(Requirements): Pick out each line with the word "Ingresos" from the material that follows.

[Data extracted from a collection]
--- --- ---
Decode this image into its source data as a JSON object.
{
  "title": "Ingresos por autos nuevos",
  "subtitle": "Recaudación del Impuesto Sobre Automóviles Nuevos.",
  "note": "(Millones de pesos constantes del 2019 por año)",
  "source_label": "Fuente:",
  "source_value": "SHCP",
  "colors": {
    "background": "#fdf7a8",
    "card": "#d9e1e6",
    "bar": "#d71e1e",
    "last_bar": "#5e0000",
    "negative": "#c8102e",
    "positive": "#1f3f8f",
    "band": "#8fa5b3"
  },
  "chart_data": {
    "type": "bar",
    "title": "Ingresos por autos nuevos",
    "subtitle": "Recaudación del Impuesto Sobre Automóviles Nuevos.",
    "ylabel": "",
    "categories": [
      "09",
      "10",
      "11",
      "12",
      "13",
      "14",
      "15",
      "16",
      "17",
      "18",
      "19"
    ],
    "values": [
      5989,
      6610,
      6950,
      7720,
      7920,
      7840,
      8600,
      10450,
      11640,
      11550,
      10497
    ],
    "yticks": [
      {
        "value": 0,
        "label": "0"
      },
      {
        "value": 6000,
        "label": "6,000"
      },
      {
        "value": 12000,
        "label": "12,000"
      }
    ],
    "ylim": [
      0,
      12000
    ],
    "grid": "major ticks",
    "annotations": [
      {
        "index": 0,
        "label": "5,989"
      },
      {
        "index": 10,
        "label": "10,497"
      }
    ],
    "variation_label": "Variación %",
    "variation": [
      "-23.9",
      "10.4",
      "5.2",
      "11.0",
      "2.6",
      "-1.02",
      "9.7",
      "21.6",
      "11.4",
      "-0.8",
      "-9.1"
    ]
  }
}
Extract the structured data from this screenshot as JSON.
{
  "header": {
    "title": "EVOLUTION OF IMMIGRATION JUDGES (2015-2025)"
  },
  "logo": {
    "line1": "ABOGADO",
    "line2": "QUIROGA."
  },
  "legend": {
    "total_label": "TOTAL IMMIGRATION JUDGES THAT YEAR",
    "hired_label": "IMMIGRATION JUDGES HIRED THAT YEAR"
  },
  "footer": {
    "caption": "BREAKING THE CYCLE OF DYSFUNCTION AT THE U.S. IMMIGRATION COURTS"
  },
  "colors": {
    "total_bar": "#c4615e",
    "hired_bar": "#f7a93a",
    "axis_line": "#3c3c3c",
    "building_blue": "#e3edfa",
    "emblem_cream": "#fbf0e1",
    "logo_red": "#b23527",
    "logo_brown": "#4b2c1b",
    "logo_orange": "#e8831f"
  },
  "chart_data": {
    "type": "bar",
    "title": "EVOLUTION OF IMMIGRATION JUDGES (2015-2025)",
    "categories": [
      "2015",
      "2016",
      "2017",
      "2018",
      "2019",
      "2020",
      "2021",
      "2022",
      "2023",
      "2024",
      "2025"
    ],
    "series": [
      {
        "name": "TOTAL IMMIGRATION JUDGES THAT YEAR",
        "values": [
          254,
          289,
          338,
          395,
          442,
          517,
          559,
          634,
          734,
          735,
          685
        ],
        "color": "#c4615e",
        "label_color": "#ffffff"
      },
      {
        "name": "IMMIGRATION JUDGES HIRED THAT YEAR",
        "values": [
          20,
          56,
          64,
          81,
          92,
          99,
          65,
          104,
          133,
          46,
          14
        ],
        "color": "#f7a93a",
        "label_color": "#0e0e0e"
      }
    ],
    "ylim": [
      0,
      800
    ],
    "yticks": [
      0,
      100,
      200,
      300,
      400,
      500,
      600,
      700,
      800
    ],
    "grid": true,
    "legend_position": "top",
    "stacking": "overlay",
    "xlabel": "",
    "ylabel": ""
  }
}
--- --- ---
(Result of this exercise):
  "title": "Ingresos por autos nuevos",
    "title": "Ingresos por autos nuevos",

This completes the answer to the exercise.